— begin —
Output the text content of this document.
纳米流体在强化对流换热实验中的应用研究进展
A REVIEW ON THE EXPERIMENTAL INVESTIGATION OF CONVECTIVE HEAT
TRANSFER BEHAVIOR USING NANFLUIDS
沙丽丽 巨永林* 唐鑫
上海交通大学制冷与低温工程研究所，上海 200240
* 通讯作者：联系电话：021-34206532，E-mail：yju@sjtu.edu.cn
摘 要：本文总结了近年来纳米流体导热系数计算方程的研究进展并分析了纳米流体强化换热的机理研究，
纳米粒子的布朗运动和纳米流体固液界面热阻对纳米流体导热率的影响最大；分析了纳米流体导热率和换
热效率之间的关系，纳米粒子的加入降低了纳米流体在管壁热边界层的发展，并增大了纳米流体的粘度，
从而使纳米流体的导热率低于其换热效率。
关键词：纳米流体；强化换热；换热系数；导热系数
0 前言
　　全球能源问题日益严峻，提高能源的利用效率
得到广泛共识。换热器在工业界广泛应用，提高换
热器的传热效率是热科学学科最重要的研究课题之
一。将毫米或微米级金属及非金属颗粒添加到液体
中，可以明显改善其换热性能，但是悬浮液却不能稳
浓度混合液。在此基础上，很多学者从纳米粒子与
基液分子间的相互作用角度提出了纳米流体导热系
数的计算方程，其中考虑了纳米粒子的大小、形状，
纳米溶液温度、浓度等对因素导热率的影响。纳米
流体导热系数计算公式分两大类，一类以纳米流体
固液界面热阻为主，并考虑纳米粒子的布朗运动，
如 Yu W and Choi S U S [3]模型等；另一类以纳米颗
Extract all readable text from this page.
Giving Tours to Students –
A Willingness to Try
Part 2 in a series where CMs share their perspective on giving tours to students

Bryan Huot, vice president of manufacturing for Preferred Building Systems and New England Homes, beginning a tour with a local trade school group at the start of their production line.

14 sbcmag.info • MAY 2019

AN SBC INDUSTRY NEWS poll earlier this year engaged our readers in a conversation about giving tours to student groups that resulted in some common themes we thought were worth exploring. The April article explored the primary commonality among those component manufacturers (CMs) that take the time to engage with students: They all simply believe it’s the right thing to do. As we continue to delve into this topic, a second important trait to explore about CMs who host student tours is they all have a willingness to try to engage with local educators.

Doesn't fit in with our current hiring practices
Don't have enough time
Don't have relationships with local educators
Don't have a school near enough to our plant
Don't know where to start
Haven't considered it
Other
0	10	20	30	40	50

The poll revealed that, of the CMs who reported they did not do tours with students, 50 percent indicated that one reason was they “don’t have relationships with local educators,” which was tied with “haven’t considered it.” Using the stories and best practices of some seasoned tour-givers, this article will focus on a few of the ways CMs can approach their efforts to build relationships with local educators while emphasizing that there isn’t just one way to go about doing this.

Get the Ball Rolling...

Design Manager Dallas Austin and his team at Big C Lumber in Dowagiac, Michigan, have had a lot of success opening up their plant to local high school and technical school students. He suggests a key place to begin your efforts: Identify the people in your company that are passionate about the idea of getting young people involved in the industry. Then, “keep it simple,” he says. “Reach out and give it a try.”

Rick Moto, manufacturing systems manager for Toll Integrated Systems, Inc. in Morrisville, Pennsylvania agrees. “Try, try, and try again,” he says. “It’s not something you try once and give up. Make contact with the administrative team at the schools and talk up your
— end —
Set exercise:
Output the full listing exactly as it stands.

Solved problem:
Output the text content of this document.
纳米流体在强化对流换热实验中的应用研究进展
A REVIEW ON THE EXPERIMENTAL INVESTIGATION OF CONVECTIVE HEAT
TRANSFER BEHAVIOR USING NANFLUIDS
沙丽丽 巨永林* 唐鑫
上海交通大学制冷与低温工程研究所，上海 200240
* 通讯作者：联系电话：021-34206532，E-mail：yju@sjtu.edu.cn
摘 要：本文总结了近年来纳米流体导热系数计算方程的研究进展并分析了纳米流体强化换热的机理研究，
纳米粒子的布朗运动和纳米流体固液界面热阻对纳米流体导热率的影响最大；分析了纳米流体导热率和换
热效率之间的关系，纳米粒子的加入降低了纳米流体在管壁热边界层的发展，并增大了纳米流体的粘度，
从而使纳米流体的导热率低于其换热效率。
关键词：纳米流体；强化换热；换热系数；导热系数
0 前言
　　全球能源问题日益严峻，提高能源的利用效率
得到广泛共识。换热器在工业界广泛应用，提高换
热器的传热效率是热科学学科最重要的研究课题之
一。将毫米或微米级金属及非金属颗粒添加到液体
中，可以明显改善其换热性能，但是悬浮液却不能稳
浓度混合液。在此基础上，很多学者从纳米粒子与
基液分子间的相互作用角度提出了纳米流体导热系
数的计算方程，其中考虑了纳米粒子的大小、形状，
纳米溶液温度、浓度等对因素导热率的影响。纳米
流体导热系数计算公式分两大类，一类以纳米流体
固液界面热阻为主，并考虑纳米粒子的布朗运动，
如 Yu W and Choi S U S [3]模型等；另一类以纳米颗
Extract all readable text from this page.
Giving Tours to Students –
A Willingness to Try
Part 2 in a series where CMs share their perspective on giving tours to students

Bryan Huot, vice president of manufacturing for Preferred Building Systems and New England Homes, beginning a tour with a local trade school group at the start of their production line.

14 sbcmag.info • MAY 2019

AN SBC INDUSTRY NEWS poll earlier this year engaged our readers in a conversation about giving tours to student groups that resulted in some common themes we thought were worth exploring. The April article explored the primary commonality among those component manufacturers (CMs) that take the time to engage with students: They all simply believe it’s the right thing to do. As we continue to delve into this topic, a second important trait to explore about CMs who host student tours is they all have a willingness to try to engage with local educators.

Doesn't fit in with our current hiring practices
Don't have enough time
Don't have relationships with local educators
Don't have a school near enough to our plant
Don't know where to start
Haven't considered it
Other
0	10	20	30	40	50

The poll revealed that, of the CMs who reported they did not do tours with students, 50 percent indicated that one reason was they “don’t have relationships with local educators,” which was tied with “haven’t considered it.” Using the stories and best practices of some seasoned tour-givers, this article will focus on a few of the ways CMs can approach their efforts to build relationships with local educators while emphasizing that there isn’t just one way to go about doing this.

Get the Ball Rolling...

Design Manager Dallas Austin and his team at Big C Lumber in Dowagiac, Michigan, have had a lot of success opening up their plant to local high school and technical school students. He suggests a key place to begin your efforts: Identify the people in your company that are passionate about the idea of getting young people involved in the industry. Then, “keep it simple,” he says. “Reach out and give it a try.”

Rick Moto, manufacturing systems manager for Toll Integrated Systems, Inc. in Morrisville, Pennsylvania agrees. “Try, try, and try again,” he says. “It’s not something you try once and give up. Make contact with the administrative team at the schools and talk up your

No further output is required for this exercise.